Short exercise :: Reproduce the records. Keep every word exact and include no images.

━━━━━ Dataset content ━━━━━

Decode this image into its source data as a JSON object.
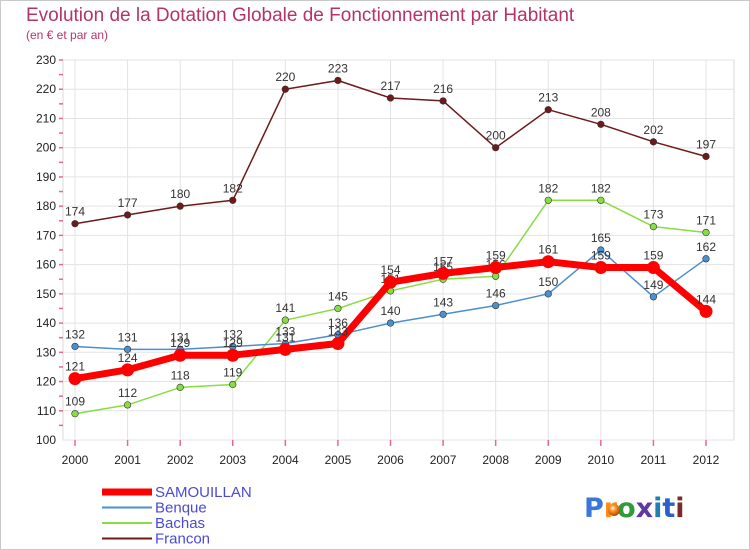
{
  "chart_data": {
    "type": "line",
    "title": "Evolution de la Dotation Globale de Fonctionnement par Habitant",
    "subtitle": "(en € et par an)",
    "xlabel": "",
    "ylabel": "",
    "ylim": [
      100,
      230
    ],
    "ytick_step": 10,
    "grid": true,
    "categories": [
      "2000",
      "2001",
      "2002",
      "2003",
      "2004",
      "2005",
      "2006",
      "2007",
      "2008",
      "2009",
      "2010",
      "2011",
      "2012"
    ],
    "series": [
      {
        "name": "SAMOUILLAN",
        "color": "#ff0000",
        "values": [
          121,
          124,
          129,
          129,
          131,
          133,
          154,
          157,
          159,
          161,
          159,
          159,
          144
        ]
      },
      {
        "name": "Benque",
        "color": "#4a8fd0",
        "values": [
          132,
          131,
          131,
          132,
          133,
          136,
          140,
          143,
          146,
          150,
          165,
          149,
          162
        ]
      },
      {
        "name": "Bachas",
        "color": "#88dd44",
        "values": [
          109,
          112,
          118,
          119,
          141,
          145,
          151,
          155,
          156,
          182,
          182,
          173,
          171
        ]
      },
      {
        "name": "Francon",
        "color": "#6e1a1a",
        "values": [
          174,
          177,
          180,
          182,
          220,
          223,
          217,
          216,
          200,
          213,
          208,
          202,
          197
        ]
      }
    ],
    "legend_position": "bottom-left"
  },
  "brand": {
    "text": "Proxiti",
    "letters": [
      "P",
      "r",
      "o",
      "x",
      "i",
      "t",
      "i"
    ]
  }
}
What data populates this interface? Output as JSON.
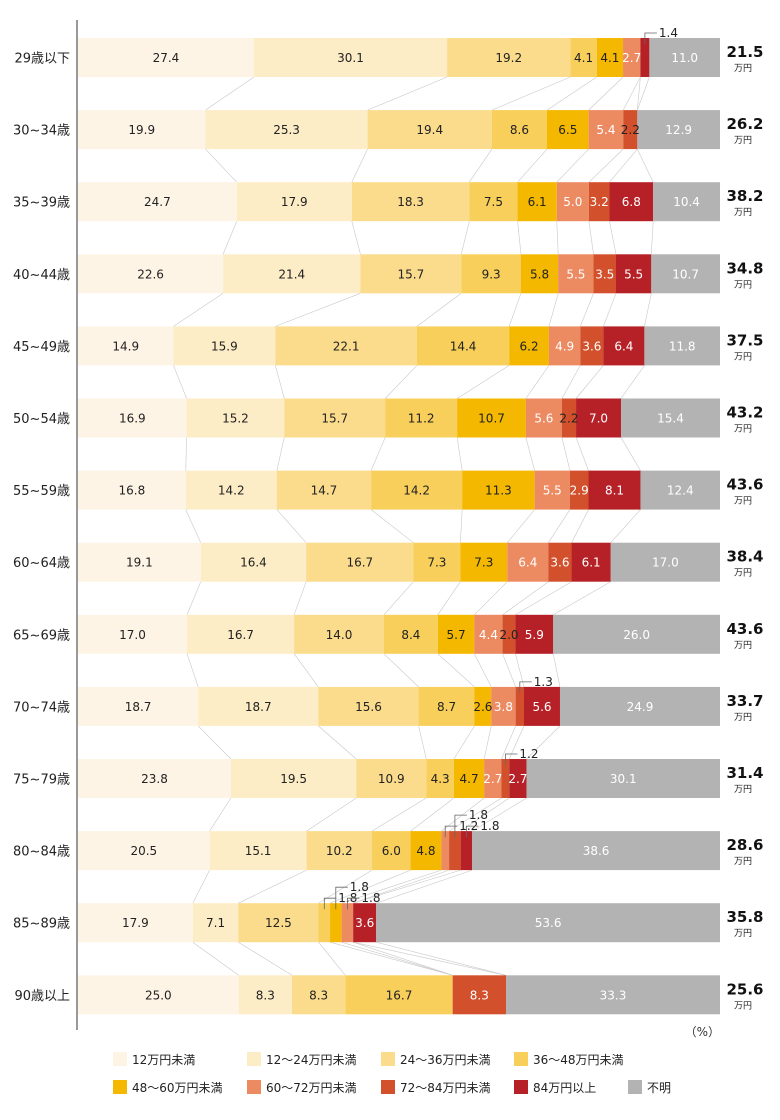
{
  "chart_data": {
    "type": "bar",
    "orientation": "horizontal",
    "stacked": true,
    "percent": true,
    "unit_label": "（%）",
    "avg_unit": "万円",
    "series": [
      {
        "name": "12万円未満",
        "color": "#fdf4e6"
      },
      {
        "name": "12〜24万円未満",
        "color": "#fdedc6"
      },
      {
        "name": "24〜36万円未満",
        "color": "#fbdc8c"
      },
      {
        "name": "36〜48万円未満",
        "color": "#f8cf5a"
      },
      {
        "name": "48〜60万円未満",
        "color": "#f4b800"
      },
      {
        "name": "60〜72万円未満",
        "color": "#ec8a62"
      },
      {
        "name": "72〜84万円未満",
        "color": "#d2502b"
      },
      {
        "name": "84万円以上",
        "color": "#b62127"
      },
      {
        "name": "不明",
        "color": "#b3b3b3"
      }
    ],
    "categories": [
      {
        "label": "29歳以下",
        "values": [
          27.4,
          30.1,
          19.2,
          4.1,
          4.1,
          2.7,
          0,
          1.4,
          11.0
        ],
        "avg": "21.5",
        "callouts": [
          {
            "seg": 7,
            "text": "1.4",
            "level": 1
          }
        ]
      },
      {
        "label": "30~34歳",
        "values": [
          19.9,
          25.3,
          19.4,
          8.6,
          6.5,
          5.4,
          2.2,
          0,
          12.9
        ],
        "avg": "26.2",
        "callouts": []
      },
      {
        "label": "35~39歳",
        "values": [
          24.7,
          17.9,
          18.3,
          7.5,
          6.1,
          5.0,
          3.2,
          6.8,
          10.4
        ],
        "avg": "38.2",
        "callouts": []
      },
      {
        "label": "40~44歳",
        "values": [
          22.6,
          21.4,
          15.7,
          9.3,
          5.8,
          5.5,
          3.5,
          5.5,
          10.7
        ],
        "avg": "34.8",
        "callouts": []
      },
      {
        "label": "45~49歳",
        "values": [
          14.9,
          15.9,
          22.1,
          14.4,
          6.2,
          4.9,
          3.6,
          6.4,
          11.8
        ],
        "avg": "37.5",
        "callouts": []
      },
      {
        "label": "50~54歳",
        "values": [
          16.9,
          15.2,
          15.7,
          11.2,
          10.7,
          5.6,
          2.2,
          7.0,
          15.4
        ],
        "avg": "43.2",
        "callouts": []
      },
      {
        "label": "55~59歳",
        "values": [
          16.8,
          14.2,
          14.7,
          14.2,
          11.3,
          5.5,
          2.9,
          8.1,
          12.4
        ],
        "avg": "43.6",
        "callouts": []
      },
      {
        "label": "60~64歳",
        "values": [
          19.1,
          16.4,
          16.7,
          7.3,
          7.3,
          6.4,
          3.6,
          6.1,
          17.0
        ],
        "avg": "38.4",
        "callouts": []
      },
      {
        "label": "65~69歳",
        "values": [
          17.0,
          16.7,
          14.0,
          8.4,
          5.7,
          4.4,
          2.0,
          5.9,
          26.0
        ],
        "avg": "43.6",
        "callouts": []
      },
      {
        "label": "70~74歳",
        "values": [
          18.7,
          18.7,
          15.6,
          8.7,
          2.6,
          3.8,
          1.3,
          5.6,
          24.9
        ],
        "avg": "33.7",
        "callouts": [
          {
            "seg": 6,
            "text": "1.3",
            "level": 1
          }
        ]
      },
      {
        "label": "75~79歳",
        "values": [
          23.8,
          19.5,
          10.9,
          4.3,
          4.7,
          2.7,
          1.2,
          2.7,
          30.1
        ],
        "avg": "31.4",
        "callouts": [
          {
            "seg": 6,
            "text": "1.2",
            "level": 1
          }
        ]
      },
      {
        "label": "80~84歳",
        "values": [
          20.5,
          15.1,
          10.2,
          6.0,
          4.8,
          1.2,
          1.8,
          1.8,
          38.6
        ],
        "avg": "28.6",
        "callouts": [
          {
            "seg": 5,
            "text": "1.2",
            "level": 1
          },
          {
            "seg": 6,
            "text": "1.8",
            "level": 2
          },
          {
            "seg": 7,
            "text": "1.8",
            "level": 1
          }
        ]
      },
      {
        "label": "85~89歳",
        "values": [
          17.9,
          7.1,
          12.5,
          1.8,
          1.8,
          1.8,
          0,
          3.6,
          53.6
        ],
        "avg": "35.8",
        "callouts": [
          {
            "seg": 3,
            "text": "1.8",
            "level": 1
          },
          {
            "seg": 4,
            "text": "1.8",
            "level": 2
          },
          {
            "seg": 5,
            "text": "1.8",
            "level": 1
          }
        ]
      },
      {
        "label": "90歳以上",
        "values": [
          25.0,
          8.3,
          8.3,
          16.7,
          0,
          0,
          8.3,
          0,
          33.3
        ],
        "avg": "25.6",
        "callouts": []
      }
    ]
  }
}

━━━━━

Complete response ::
Decode this image into its source data as a JSON object.
{
  "chart_data": {
    "type": "line",
    "title": "Evolution de la Dotation Globale de Fonctionnement par Habitant",
    "subtitle": "(en € et par an)",
    "xlabel": "",
    "ylabel": "",
    "ylim": [
      100,
      230
    ],
    "ytick_step": 10,
    "grid": true,
    "categories": [
      "2000",
      "2001",
      "2002",
      "2003",
      "2004",
      "2005",
      "2006",
      "2007",
      "2008",
      "2009",
      "2010",
      "2011",
      "2012"
    ],
    "series": [
      {
        "name": "SAMOUILLAN",
        "color": "#ff0000",
        "values": [
          121,
          124,
          129,
          129,
          131,
          133,
          154,
          157,
          159,
          161,
          159,
          159,
          144
        ]
      },
      {
        "name": "Benque",
        "color": "#4a8fd0",
        "values": [
          132,
          131,
          131,
          132,
          133,
          136,
          140,
          143,
          146,
          150,
          165,
          149,
          162
        ]
      },
      {
        "name": "Bachas",
        "color": "#88dd44",
        "values": [
          109,
          112,
          118,
          119,
          141,
          145,
          151,
          155,
          156,
          182,
          182,
          173,
          171
        ]
      },
      {
        "name": "Francon",
        "color": "#6e1a1a",
        "values": [
          174,
          177,
          180,
          182,
          220,
          223,
          217,
          216,
          200,
          213,
          208,
          202,
          197
        ]
      }
    ],
    "legend_position": "bottom-left"
  },
  "brand": {
    "text": "Proxiti",
    "letters": [
      "P",
      "r",
      "o",
      "x",
      "i",
      "t",
      "i"
    ]
  }
}
What data populates this interface? Output as JSON.
{
  "chart_data": {
    "type": "bar",
    "orientation": "horizontal",
    "stacked": true,
    "percent": true,
    "unit_label": "（%）",
    "avg_unit": "万円",
    "series": [
      {
        "name": "12万円未満",
        "color": "#fdf4e6"
      },
      {
        "name": "12〜24万円未満",
        "color": "#fdedc6"
      },
      {
        "name": "24〜36万円未満",
        "color": "#fbdc8c"
      },
      {
        "name": "36〜48万円未満",
        "color": "#f8cf5a"
      },
      {
        "name": "48〜60万円未満",
        "color": "#f4b800"
      },
      {
        "name": "60〜72万円未満",
        "color": "#ec8a62"
      },
      {
        "name": "72〜84万円未満",
        "color": "#d2502b"
      },
      {
        "name": "84万円以上",
        "color": "#b62127"
      },
      {
        "name": "不明",
        "color": "#b3b3b3"
      }
    ],
    "categories": [
      {
        "label": "29歳以下",
        "values": [
          27.4,
          30.1,
          19.2,
          4.1,
          4.1,
          2.7,
          0,
          1.4,
          11.0
        ],
        "avg": "21.5",
        "callouts": [
          {
            "seg": 7,
            "text": "1.4",
            "level": 1
          }
        ]
      },
      {
        "label": "30~34歳",
        "values": [
          19.9,
          25.3,
          19.4,
          8.6,
          6.5,
          5.4,
          2.2,
          0,
          12.9
        ],
        "avg": "26.2",
        "callouts": []
      },
      {
        "label": "35~39歳",
        "values": [
          24.7,
          17.9,
          18.3,
          7.5,
          6.1,
          5.0,
          3.2,
          6.8,
          10.4
        ],
        "avg": "38.2",
        "callouts": []
      },
      {
        "label": "40~44歳",
        "values": [
          22.6,
          21.4,
          15.7,
          9.3,
          5.8,
          5.5,
          3.5,
          5.5,
          10.7
        ],
        "avg": "34.8",
        "callouts": []
      },
      {
        "label": "45~49歳",
        "values": [
          14.9,
          15.9,
          22.1,
          14.4,
          6.2,
          4.9,
          3.6,
          6.4,
          11.8
        ],
        "avg": "37.5",
        "callouts": []
      },
      {
        "label": "50~54歳",
        "values": [
          16.9,
          15.2,
          15.7,
          11.2,
          10.7,
          5.6,
          2.2,
          7.0,
          15.4
        ],
        "avg": "43.2",
        "callouts": []
      },
      {
        "label": "55~59歳",
        "values": [
          16.8,
          14.2,
          14.7,
          14.2,
          11.3,
          5.5,
          2.9,
          8.1,
          12.4
        ],
        "avg": "43.6",
        "callouts": []
      },
      {
        "label": "60~64歳",
        "values": [
          19.1,
          16.4,
          16.7,
          7.3,
          7.3,
          6.4,
          3.6,
          6.1,
          17.0
        ],
        "avg": "38.4",
        "callouts": []
      },
      {
        "label": "65~69歳",
        "values": [
          17.0,
          16.7,
          14.0,
          8.4,
          5.7,
          4.4,
          2.0,
          5.9,
          26.0
        ],
        "avg": "43.6",
        "callouts": []
      },
      {
        "label": "70~74歳",
        "values": [
          18.7,
          18.7,
          15.6,
          8.7,
          2.6,
          3.8,
          1.3,
          5.6,
          24.9
        ],
        "avg": "33.7",
        "callouts": [
          {
            "seg": 6,
            "text": "1.3",
            "level": 1
          }
        ]
      },
      {
        "label": "75~79歳",
        "values": [
          23.8,
          19.5,
          10.9,
          4.3,
          4.7,
          2.7,
          1.2,
          2.7,
          30.1
        ],
        "avg": "31.4",
        "callouts": [
          {
            "seg": 6,
            "text": "1.2",
            "level": 1
          }
        ]
      },
      {
        "label": "80~84歳",
        "values": [
          20.5,
          15.1,
          10.2,
          6.0,
          4.8,
          1.2,
          1.8,
          1.8,
          38.6
        ],
        "avg": "28.6",
        "callouts": [
          {
            "seg": 5,
            "text": "1.2",
            "level": 1
          },
          {
            "seg": 6,
            "text": "1.8",
            "level": 2
          },
          {
            "seg": 7,
            "text": "1.8",
            "level": 1
          }
        ]
      },
      {
        "label": "85~89歳",
        "values": [
          17.9,
          7.1,
          12.5,
          1.8,
          1.8,
          1.8,
          0,
          3.6,
          53.6
        ],
        "avg": "35.8",
        "callouts": [
          {
            "seg": 3,
            "text": "1.8",
            "level": 1
          },
          {
            "seg": 4,
            "text": "1.8",
            "level": 2
          },
          {
            "seg": 5,
            "text": "1.8",
            "level": 1
          }
        ]
      },
      {
        "label": "90歳以上",
        "values": [
          25.0,
          8.3,
          8.3,
          16.7,
          0,
          0,
          8.3,
          0,
          33.3
        ],
        "avg": "25.6",
        "callouts": []
      }
    ]
  }
}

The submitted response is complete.